Set task: List every line below containing "Tipped".

Saved data entries:
-*-*-

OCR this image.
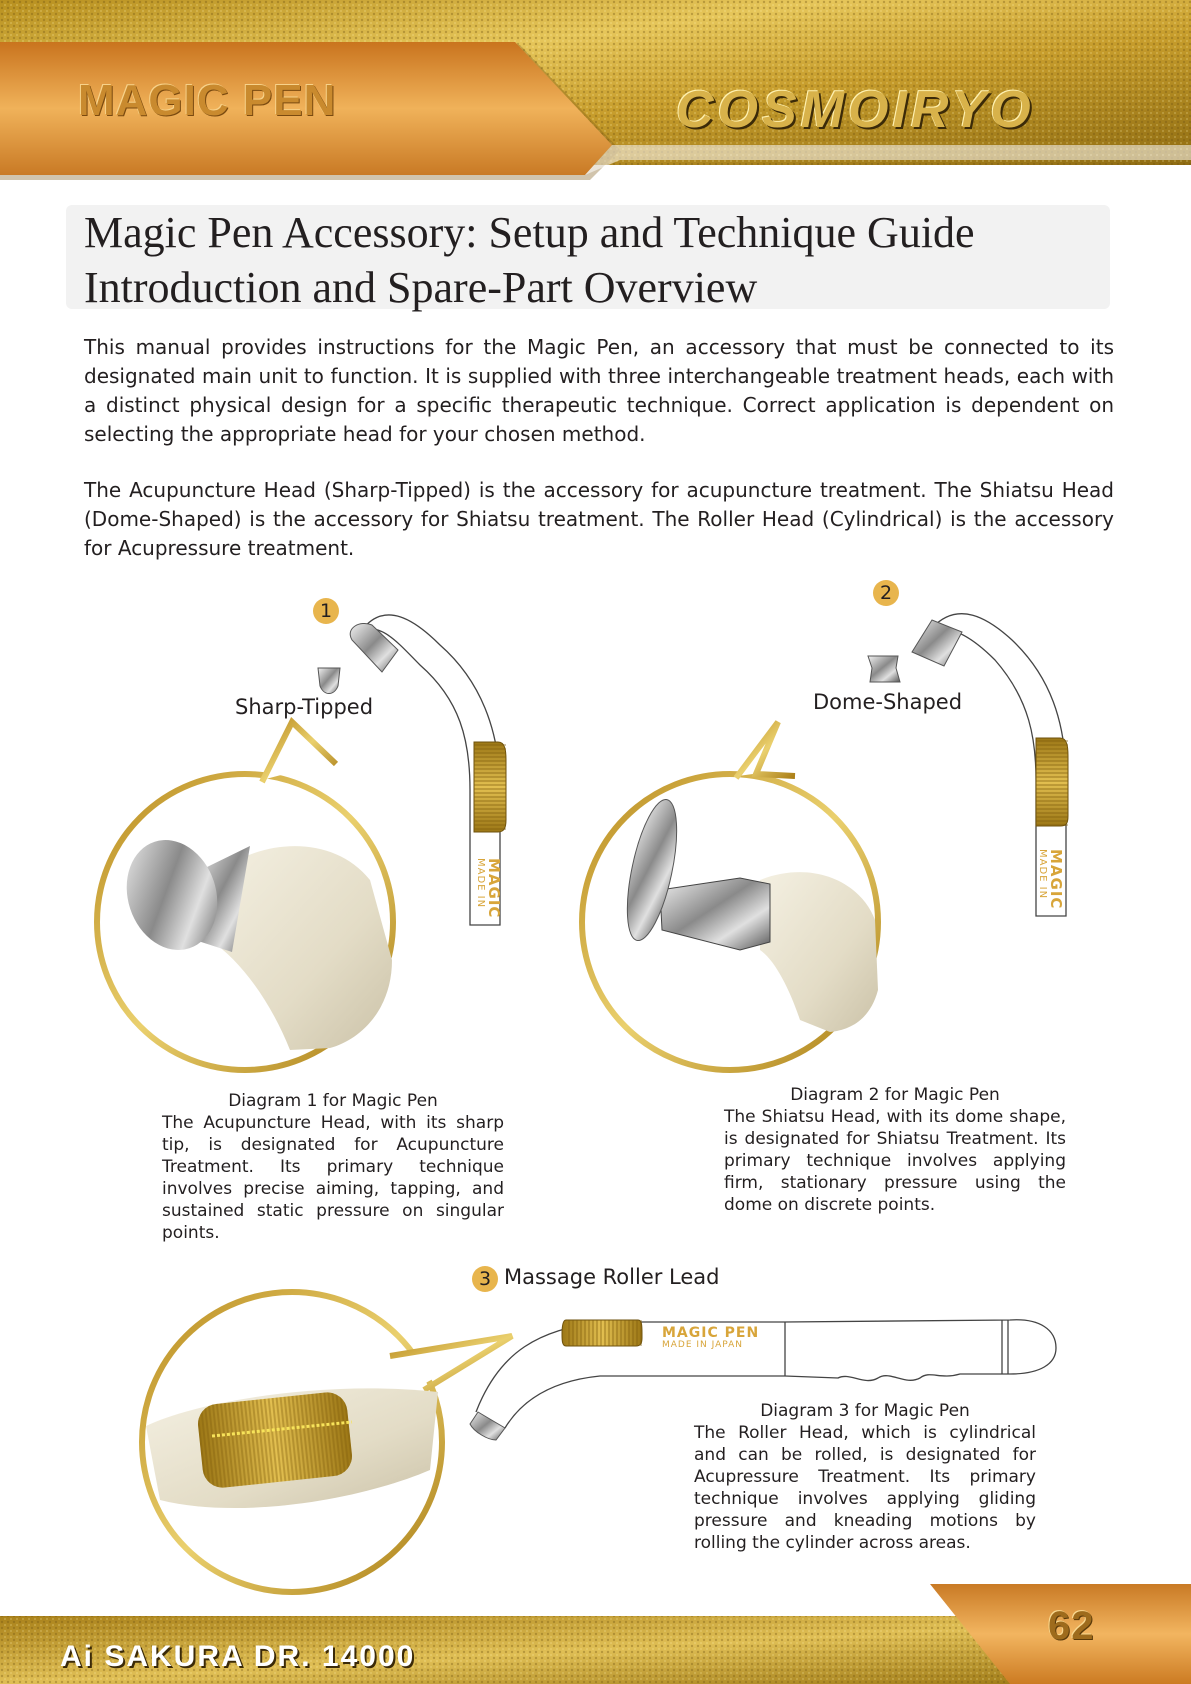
MAGIC PEN	COSMOIRYO
Magic Pen Accessory: Setup and Technique Guide
Introduction and Spare-Part Overview

This manual provides instructions for the Magic Pen, an accessory that must be connected to its designated main unit to function. It is supplied with three interchangeable treatment heads, each with a distinct physical design for a specific therapeutic technique. Correct application is dependent on selecting the appropriate head for your chosen method.

The Acupuncture Head (Sharp-Tipped) is the accessory for acupuncture treatment. The Shiatsu Head (Dome-Shaped) is the accessory for Shiatsu treatment. The Roller Head (Cylindrical) is the accessory for Acupressure treatment.

1
Sharp-Tipped
MAGIC
MADE IN
Diagram 1 for Magic Pen
The Acupuncture Head, with its sharp tip, is designated for Acupuncture Treatment. Its primary technique involves precise aiming, tapping, and sustained static pressure on singular points.
2
Dome-Shaped
MAGIC
MADE IN
Diagram 2 for Magic Pen
The Shiatsu Head, with its dome shape, is designated for Shiatsu Treatment. Its primary technique involves applying firm, stationary pressure using the dome on discrete points.
3 Massage Roller Lead
MAGIC PEN
MADE IN JAPAN
Diagram 3 for Magic Pen
The Roller Head, which is cylindrical and can be rolled, is designated for Acupressure Treatment. Its primary technique involves applying gliding pressure and kneading motions by rolling the cylinder across areas.
Ai SAKURA DR. 14000
62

-*-*-

Answer to the exercise:
The Acupuncture Head (Sharp-Tipped) is the accessory for acupuncture treatment. The Shiatsu Head (Dome-Shaped) is the accessory for Shiatsu treatment. The Roller Head (Cylindrical) is the accessory for Acupressure treatment.
Sharp-Tipped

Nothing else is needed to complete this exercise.